## Short exercise
Copy, in full, each line of the material that holds the word "name".

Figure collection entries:
---

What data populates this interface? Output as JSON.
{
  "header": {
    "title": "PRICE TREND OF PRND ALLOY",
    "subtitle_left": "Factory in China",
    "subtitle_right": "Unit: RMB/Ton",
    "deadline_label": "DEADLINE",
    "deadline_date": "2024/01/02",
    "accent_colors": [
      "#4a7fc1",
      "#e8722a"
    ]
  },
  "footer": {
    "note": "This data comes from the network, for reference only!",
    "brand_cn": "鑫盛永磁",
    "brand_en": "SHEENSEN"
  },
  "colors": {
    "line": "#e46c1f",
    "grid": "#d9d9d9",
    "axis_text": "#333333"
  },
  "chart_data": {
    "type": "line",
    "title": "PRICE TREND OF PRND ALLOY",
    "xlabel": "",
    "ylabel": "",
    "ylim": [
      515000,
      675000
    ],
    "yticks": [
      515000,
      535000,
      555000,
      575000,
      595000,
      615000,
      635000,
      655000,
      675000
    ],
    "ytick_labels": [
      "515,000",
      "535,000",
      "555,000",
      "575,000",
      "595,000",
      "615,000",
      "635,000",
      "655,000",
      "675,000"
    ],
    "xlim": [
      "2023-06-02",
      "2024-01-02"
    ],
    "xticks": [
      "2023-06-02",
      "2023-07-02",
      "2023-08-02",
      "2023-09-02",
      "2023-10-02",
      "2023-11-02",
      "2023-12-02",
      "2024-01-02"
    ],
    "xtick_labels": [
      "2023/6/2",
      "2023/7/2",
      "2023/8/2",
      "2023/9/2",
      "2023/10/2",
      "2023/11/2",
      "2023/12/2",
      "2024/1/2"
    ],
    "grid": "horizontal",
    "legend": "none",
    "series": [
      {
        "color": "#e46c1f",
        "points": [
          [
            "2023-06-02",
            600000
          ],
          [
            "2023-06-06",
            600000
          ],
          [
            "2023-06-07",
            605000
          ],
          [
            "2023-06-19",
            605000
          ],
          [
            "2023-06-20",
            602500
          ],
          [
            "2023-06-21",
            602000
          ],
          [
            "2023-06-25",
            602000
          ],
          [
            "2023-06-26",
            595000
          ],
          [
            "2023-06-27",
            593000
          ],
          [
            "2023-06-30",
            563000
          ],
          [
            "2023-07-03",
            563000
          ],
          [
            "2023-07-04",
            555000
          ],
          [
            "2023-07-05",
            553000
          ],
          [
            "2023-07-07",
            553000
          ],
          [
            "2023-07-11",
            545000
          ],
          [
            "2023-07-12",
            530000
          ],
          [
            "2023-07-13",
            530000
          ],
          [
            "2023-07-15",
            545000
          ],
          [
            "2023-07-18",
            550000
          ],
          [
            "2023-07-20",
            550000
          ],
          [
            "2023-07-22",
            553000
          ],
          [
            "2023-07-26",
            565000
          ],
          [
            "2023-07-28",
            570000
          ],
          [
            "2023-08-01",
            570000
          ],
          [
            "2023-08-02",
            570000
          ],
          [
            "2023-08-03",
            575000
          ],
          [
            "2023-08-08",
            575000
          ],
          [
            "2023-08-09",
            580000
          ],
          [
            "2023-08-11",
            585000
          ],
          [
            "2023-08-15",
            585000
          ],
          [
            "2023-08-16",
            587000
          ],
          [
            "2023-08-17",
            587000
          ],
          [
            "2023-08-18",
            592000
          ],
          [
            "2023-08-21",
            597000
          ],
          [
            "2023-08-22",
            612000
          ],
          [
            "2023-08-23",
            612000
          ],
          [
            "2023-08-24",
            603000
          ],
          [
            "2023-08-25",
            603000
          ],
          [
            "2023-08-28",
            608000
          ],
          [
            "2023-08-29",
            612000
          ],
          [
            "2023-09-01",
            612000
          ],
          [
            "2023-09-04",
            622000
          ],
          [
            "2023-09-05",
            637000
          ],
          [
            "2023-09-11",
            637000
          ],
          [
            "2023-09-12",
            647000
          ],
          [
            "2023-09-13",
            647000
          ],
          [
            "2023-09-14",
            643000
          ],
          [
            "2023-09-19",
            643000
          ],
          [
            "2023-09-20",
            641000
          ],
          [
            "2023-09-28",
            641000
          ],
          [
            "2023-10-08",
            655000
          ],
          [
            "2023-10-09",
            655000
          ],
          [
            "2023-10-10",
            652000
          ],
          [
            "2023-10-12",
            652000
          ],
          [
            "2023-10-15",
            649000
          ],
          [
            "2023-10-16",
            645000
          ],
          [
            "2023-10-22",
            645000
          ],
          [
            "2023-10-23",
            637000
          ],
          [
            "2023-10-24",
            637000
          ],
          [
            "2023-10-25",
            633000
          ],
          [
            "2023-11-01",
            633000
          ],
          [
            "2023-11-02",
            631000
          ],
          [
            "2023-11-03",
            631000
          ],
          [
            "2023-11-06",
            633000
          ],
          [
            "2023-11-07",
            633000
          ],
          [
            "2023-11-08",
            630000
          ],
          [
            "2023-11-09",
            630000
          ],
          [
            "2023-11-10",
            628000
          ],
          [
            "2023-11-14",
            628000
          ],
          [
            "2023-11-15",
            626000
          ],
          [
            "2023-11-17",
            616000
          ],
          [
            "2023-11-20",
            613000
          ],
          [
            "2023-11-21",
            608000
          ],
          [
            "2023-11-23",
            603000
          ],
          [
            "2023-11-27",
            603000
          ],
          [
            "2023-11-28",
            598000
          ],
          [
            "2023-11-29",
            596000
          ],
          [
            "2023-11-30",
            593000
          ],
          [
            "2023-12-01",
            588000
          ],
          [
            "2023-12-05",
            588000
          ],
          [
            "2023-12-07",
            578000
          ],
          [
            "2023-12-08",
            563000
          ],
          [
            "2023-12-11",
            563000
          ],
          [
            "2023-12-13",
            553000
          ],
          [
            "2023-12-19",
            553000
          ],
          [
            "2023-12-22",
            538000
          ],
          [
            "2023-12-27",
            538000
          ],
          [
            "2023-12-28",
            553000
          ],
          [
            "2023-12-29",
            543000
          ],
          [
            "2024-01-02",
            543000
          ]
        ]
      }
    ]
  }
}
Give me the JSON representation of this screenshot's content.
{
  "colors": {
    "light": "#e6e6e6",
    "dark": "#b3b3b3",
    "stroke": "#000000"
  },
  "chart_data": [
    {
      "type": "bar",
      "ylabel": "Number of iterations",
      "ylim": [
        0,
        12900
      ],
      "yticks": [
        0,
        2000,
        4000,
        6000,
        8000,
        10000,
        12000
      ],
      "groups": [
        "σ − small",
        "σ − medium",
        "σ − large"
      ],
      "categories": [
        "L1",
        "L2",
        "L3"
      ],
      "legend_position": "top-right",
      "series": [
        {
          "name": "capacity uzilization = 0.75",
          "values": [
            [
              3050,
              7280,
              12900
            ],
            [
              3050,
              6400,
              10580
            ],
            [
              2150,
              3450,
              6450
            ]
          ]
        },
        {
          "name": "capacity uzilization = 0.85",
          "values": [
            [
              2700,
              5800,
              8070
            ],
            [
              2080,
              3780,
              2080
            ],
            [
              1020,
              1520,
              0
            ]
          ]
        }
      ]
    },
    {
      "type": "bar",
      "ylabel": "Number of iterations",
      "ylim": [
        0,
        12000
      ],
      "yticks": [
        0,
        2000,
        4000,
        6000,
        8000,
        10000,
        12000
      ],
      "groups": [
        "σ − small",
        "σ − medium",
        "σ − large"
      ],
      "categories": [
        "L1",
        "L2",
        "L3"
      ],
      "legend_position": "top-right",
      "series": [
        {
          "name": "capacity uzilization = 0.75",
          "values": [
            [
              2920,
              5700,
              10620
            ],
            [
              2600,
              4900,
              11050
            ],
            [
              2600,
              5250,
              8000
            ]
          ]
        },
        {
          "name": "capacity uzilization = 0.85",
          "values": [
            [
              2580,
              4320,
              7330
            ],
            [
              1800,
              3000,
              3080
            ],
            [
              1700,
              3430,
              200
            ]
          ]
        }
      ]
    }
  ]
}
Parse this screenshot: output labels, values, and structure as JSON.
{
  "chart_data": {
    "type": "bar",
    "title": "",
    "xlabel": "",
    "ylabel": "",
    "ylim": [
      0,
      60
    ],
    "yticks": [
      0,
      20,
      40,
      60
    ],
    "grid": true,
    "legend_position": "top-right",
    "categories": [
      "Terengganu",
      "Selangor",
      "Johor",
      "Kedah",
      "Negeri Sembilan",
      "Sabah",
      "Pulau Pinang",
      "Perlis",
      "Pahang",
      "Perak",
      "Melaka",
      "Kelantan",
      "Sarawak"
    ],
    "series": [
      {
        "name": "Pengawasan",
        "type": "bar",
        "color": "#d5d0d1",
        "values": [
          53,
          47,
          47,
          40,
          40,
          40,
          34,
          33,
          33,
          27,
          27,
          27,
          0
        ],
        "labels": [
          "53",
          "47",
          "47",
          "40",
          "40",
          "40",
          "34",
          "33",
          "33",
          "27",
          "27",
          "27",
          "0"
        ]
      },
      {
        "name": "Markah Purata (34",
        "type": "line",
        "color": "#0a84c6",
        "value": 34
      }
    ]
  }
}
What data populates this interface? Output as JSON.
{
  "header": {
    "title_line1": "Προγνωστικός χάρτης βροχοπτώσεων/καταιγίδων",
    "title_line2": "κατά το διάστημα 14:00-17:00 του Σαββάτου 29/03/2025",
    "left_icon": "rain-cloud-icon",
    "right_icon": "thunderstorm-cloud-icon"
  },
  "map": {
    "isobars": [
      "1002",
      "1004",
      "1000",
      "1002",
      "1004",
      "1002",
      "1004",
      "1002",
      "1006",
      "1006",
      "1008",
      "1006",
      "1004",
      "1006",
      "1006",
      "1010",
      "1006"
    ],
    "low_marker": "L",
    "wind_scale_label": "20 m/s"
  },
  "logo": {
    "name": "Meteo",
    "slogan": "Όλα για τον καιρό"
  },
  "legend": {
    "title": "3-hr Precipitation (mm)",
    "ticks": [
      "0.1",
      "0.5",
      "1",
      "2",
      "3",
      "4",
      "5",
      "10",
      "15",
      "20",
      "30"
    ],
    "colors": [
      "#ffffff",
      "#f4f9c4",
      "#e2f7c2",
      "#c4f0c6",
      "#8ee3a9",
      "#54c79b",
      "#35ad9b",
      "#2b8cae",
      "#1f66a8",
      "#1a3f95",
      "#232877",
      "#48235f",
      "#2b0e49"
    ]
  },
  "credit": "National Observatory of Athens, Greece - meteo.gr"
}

---

## Reply
          "name": "capacity uzilization = 0.75",
          "name": "capacity uzilization = 0.85",
          "name": "capacity uzilization = 0.75",
          "name": "capacity uzilization = 0.85",
        "name": "Pengawasan",
        "name": "Markah Purata (34",
    "name": "Meteo",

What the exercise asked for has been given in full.